* _THE PROBLEM_: Using the records below, please work out how many lines contain "практика"; answer with the number alone.
— start DATASET EXTRACT —
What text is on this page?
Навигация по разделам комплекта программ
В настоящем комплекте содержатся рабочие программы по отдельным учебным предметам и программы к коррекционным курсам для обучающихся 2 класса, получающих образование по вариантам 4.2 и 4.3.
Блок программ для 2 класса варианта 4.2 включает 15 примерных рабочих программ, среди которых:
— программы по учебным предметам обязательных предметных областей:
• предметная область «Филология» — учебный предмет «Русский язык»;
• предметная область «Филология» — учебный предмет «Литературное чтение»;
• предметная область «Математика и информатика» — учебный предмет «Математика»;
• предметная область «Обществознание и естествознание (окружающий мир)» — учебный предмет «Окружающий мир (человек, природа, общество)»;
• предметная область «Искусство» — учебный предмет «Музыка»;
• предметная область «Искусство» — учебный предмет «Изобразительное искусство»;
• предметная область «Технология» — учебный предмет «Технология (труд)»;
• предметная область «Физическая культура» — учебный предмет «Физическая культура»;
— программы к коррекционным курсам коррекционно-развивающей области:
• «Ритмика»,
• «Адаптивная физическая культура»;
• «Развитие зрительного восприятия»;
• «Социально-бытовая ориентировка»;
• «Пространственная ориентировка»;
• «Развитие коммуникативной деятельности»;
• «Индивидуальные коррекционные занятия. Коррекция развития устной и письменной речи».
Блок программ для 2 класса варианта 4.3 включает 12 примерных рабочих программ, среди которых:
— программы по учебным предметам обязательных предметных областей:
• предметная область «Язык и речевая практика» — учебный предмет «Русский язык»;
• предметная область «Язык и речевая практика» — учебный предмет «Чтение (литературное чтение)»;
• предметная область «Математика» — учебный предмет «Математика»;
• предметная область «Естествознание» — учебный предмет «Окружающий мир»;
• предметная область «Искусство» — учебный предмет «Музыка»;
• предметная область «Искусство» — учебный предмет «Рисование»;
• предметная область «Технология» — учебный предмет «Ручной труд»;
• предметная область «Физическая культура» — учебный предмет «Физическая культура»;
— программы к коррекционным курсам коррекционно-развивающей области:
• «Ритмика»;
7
— end DATASET EXTRACT —
* _TASK RESULT_: 2